Reproduce each line from the records that holds "Angle".

--- BEGIN ---

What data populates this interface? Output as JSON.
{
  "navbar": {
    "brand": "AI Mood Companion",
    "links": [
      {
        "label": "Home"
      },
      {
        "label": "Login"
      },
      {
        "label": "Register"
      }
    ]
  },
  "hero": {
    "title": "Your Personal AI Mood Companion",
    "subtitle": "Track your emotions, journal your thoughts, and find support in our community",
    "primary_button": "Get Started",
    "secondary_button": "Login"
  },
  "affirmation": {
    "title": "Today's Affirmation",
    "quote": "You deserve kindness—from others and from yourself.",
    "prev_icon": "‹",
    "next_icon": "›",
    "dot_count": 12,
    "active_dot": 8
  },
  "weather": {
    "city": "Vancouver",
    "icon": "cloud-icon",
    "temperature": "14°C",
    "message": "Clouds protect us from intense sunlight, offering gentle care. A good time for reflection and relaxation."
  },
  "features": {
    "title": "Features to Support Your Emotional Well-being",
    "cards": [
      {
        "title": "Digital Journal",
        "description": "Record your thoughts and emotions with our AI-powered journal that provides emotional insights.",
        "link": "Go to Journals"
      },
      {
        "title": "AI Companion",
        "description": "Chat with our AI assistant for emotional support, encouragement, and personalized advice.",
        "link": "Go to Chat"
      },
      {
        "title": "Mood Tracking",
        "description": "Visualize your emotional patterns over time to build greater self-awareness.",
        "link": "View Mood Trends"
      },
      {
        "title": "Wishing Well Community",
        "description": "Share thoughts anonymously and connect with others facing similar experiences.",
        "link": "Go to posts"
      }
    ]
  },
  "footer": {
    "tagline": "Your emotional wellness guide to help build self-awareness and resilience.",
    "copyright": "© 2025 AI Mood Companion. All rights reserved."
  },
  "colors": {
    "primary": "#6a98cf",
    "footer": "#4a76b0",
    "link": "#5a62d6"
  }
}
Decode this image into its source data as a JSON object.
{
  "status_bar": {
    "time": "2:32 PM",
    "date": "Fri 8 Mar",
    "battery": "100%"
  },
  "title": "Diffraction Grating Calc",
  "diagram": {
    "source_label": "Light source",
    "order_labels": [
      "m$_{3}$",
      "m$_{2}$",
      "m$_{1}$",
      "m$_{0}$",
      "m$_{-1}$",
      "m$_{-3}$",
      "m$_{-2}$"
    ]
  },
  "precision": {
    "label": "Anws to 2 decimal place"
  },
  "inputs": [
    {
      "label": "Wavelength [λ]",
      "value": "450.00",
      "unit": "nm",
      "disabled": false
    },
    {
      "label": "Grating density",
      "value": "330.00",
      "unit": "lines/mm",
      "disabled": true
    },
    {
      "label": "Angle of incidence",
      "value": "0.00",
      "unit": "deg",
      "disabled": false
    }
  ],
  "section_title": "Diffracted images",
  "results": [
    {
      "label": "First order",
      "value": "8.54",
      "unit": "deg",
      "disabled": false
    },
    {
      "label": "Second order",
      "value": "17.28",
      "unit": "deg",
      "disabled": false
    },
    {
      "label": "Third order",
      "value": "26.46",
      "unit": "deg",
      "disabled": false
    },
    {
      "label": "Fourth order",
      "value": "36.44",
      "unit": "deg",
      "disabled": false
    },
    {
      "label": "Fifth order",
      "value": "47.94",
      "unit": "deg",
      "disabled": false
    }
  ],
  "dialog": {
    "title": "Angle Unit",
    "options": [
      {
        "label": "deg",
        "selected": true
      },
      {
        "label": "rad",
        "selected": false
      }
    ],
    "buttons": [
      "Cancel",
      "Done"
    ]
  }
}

--- END ---

:: Solution to this problem ::
      "label": "Angle of incidence",
    "title": "Angle Unit",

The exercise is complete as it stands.